• [Aim of the exercise] Your copy of the material must match it exactly, except that pictures are dropped.

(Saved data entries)
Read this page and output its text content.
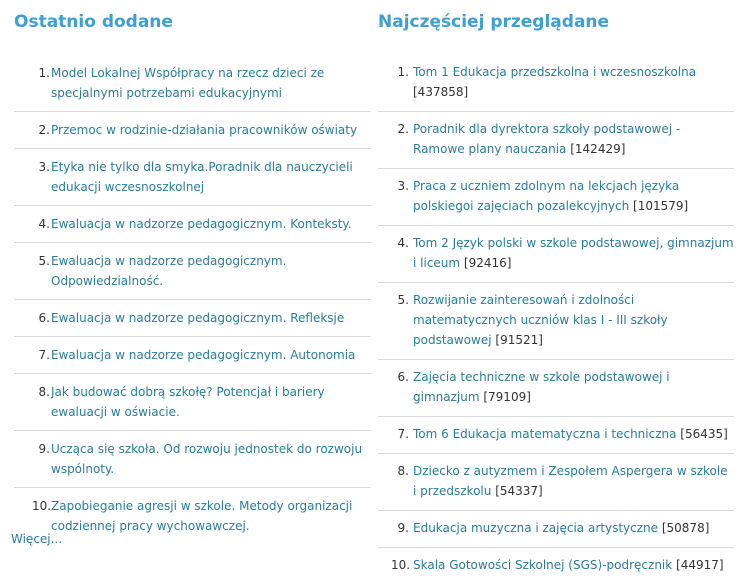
Ostatnio dodane
1. Model Lokalnej Współpracy na rzecz dzieci ze specjalnymi potrzebami edukacyjnymi
2. Przemoc w rodzinie-działania pracowników oświaty
3. Etyka nie tylko dla smyka.Poradnik dla nauczycieli edukacji wczesnoszkolnej
4. Ewaluacja w nadzorze pedagogicznym. Konteksty.
5. Ewaluacja w nadzorze pedagogicznym. Odpowiedzialność.
6. Ewaluacja w nadzorze pedagogicznym. Refleksje
7. Ewaluacja w nadzorze pedagogicznym. Autonomia
8. Jak budować dobrą szkołę? Potencjał i bariery ewaluacji w oświacie.
9. Ucząca się szkoła. Od rozwoju jednostek do rozwoju wspólnoty.
10. Zapobieganie agresji w szkole. Metody organizacji codziennej pracy wychowawczej.
Najczęściej przeglądane
1. Tom 1 Edukacja przedszkolna i wczesnoszkolna [437858]
2. Poradnik dla dyrektora szkoły podstawowej - Ramowe plany nauczania [142429]
3. Praca z uczniem zdolnym na lekcjach języka polskiegoi zajęciach pozalekcyjnych [101579]
4. Tom 2 Język polski w szkole podstawowej, gimnazjum i liceum [92416]
5. Rozwijanie zainteresowań i zdolności matematycznych uczniów klas I - III szkoły podstawowej [91521]
6. Zajęcia techniczne w szkole podstawowej i gimnazjum [79109]
7. Tom 6 Edukacja matematyczna i techniczna [56435]
8. Dziecko z autyzmem i Zespołem Aspergera w szkole i przedszkolu [54337]
9. Edukacja muzyczna i zajęcia artystyczne [50878]
10. Skala Gotowości Szkolnej (SGS)-podręcznik [44917]
Więcej...
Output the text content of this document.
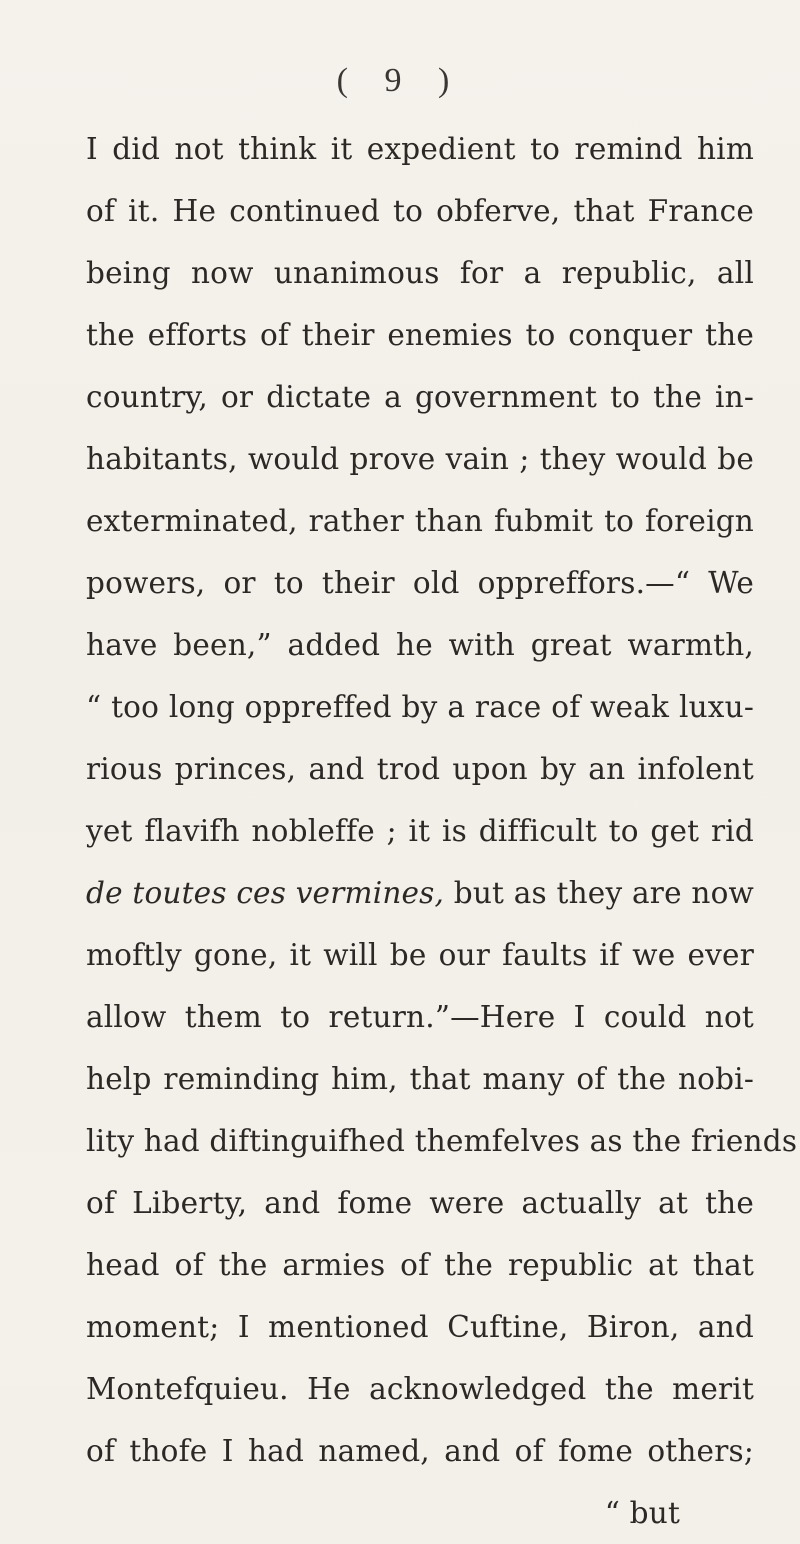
( 9 )
I did not think it expedient to remind him
of it. He continued to obferve, that France
being now unanimous for a republic, all
the efforts of their enemies to conquer the
country, or dictate a government to the in-
habitants, would prove vain ; they would be
exterminated, rather than fubmit to foreign
powers, or to their old oppreffors.—“ We
have been,” added he with great warmth,
“ too long oppreffed by a race of weak luxu-
rious princes, and trod upon by an infolent
yet flavifh nobleffe ; it is difficult to get rid
de toutes ces vermines, but as they are now
moftly gone, it will be our faults if we ever
allow them to return.”—Here I could not
help reminding him, that many of the nobi-
lity had diftinguifhed themfelves as the friends
of Liberty, and fome were actually at the
head of the armies of the republic at that
moment; I mentioned Cuftine, Biron, and
Montefquieu. He acknowledged the merit
of thofe I had named, and of fome others;
“ but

• [Written response]
Read this page and output its text content.
Ostatnio dodane
1. Model Lokalnej Współpracy na rzecz dzieci ze specjalnymi potrzebami edukacyjnymi
2. Przemoc w rodzinie-działania pracowników oświaty
3. Etyka nie tylko dla smyka.Poradnik dla nauczycieli edukacji wczesnoszkolnej
4. Ewaluacja w nadzorze pedagogicznym. Konteksty.
5. Ewaluacja w nadzorze pedagogicznym. Odpowiedzialność.
6. Ewaluacja w nadzorze pedagogicznym. Refleksje
7. Ewaluacja w nadzorze pedagogicznym. Autonomia
8. Jak budować dobrą szkołę? Potencjał i bariery ewaluacji w oświacie.
9. Ucząca się szkoła. Od rozwoju jednostek do rozwoju wspólnoty.
10. Zapobieganie agresji w szkole. Metody organizacji codziennej pracy wychowawczej.
Najczęściej przeglądane
1. Tom 1 Edukacja przedszkolna i wczesnoszkolna [437858]
2. Poradnik dla dyrektora szkoły podstawowej - Ramowe plany nauczania [142429]
3. Praca z uczniem zdolnym na lekcjach języka polskiegoi zajęciach pozalekcyjnych [101579]
4. Tom 2 Język polski w szkole podstawowej, gimnazjum i liceum [92416]
5. Rozwijanie zainteresowań i zdolności matematycznych uczniów klas I - III szkoły podstawowej [91521]
6. Zajęcia techniczne w szkole podstawowej i gimnazjum [79109]
7. Tom 6 Edukacja matematyczna i techniczna [56435]
8. Dziecko z autyzmem i Zespołem Aspergera w szkole i przedszkolu [54337]
9. Edukacja muzyczna i zajęcia artystyczne [50878]
10. Skala Gotowości Szkolnej (SGS)-podręcznik [44917]
Więcej...
Output the text content of this document.
( 9 )
I did not think it expedient to remind him
of it. He continued to obferve, that France
being now unanimous for a republic, all
the efforts of their enemies to conquer the
country, or dictate a government to the in-
habitants, would prove vain ; they would be
exterminated, rather than fubmit to foreign
powers, or to their old oppreffors.—“ We
have been,” added he with great warmth,
“ too long oppreffed by a race of weak luxu-
rious princes, and trod upon by an infolent
yet flavifh nobleffe ; it is difficult to get rid
de toutes ces vermines, but as they are now
moftly gone, it will be our faults if we ever
allow them to return.”—Here I could not
help reminding him, that many of the nobi-
lity had diftinguifhed themfelves as the friends
of Liberty, and fome were actually at the
head of the armies of the republic at that
moment; I mentioned Cuftine, Biron, and
Montefquieu. He acknowledged the merit
of thofe I had named, and of fome others;
“ but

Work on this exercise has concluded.